▸ **Prompt**
In the entries below, count every line with the string "lower". State the count and nothing else.

▸ **Data for the task**
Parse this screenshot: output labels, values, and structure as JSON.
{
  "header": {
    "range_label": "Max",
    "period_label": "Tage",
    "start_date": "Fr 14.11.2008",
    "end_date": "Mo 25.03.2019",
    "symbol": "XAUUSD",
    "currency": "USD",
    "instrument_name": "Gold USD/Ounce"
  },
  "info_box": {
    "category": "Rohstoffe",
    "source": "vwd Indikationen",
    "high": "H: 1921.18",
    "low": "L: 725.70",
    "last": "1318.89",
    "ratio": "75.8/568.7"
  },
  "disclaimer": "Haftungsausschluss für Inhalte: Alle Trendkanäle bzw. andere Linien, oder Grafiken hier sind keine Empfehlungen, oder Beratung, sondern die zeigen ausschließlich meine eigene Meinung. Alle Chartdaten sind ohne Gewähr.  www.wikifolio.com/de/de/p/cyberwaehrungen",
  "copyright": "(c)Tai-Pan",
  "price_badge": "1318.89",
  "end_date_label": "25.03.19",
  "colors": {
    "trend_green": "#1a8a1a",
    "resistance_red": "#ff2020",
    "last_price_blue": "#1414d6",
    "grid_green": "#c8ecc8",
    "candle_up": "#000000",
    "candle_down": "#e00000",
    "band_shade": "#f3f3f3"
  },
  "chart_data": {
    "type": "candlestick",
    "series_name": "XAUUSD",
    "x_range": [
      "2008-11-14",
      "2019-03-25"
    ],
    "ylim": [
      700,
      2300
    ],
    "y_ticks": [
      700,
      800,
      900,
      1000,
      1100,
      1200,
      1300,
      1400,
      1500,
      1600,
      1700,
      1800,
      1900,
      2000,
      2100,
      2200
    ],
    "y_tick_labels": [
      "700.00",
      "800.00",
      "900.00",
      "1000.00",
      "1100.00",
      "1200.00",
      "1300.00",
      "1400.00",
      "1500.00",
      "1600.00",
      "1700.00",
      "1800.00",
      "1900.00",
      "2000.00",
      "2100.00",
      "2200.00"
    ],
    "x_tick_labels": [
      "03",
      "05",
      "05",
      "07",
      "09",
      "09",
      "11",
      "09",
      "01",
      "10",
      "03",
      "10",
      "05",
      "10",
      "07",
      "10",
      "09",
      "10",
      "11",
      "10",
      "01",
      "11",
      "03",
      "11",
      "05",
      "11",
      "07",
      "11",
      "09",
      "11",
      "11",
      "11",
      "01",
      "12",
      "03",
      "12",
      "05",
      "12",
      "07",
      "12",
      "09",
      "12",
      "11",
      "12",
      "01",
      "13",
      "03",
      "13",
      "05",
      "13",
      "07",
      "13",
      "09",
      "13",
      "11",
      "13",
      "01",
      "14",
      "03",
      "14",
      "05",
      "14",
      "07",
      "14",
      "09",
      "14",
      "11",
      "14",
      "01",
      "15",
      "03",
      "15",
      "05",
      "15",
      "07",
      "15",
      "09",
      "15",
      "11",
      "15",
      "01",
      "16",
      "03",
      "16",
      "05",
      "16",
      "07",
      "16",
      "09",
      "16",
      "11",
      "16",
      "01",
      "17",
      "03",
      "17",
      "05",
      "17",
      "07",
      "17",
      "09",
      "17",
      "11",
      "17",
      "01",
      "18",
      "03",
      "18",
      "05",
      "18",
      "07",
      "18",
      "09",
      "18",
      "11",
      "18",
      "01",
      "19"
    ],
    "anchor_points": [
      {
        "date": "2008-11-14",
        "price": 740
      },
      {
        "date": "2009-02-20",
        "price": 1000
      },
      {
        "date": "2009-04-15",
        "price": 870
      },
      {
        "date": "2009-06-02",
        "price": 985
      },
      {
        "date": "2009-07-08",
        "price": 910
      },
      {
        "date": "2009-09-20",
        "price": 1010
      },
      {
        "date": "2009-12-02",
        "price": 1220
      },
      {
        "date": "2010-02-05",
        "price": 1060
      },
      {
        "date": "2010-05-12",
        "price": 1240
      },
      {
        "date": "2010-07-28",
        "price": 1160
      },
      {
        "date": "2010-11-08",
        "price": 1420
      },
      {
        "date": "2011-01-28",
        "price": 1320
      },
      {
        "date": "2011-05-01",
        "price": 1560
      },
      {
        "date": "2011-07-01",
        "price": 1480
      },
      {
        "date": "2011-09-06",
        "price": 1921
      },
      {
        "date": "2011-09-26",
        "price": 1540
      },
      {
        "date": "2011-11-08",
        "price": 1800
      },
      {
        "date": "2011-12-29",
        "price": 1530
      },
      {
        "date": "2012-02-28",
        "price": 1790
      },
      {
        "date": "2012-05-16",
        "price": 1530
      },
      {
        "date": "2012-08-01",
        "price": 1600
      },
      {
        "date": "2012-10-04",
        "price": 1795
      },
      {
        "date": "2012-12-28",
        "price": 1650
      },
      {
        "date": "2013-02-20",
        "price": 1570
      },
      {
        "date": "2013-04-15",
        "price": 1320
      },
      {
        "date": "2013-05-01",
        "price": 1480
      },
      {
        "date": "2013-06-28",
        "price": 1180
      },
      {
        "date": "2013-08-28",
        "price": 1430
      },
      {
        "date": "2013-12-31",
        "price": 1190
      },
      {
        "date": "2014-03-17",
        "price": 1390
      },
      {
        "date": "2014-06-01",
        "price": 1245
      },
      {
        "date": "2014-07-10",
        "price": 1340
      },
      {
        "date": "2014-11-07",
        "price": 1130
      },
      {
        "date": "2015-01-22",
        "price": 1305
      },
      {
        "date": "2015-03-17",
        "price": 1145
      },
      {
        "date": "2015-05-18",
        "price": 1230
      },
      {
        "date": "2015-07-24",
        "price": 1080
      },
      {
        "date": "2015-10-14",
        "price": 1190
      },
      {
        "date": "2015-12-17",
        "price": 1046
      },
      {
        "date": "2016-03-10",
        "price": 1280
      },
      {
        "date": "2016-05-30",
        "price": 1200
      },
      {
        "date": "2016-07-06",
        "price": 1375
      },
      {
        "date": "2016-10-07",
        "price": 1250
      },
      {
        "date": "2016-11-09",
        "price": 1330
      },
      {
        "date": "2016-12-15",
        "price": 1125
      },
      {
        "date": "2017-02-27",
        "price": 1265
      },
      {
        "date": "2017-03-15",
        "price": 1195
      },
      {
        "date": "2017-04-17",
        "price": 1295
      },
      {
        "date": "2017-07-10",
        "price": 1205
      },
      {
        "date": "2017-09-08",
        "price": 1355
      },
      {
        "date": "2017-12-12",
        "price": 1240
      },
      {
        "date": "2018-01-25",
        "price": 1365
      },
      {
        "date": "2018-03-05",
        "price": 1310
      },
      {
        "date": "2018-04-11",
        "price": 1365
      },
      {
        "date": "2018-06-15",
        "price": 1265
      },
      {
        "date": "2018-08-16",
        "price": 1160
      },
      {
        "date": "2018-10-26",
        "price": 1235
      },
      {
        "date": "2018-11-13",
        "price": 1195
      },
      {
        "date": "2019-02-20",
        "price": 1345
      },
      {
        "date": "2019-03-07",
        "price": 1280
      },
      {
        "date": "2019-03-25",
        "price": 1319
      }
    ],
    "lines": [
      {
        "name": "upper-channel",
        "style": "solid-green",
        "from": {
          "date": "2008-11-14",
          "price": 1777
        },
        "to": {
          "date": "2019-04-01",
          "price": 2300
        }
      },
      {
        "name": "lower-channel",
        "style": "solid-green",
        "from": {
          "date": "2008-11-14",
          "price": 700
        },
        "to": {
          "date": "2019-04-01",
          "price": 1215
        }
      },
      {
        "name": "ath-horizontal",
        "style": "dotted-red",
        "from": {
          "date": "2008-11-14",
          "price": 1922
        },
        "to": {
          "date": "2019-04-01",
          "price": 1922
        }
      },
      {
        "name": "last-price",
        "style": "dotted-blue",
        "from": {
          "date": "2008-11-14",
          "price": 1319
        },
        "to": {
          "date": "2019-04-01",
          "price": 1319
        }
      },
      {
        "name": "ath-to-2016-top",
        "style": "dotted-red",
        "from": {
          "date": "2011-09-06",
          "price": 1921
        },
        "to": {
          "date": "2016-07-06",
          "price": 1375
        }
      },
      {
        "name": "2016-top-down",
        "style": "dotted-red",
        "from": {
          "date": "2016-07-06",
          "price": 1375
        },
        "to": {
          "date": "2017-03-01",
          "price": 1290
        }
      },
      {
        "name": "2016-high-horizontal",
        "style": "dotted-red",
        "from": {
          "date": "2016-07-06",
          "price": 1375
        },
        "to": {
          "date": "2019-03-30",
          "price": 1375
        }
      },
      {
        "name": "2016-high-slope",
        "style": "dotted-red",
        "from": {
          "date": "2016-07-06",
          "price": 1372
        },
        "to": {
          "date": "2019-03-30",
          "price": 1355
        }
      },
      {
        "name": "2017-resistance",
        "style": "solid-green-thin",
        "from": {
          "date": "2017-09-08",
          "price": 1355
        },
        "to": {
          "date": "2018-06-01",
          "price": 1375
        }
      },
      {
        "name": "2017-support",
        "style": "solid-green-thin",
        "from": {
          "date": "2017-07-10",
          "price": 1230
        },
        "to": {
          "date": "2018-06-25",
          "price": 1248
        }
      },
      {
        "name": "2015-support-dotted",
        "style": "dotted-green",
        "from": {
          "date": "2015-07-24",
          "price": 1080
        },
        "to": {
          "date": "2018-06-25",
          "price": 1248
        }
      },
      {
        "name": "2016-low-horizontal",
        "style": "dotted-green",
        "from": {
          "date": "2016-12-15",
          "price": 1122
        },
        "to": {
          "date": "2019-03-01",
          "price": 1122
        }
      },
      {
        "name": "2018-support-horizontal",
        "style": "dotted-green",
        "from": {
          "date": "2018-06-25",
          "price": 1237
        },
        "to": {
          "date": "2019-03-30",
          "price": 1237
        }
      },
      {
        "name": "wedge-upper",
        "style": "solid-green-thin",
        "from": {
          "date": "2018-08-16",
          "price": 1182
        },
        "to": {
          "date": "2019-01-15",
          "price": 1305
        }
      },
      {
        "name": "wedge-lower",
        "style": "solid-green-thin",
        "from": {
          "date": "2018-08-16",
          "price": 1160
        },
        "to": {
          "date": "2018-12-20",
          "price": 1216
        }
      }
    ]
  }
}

▸ **Solution for this problem**
2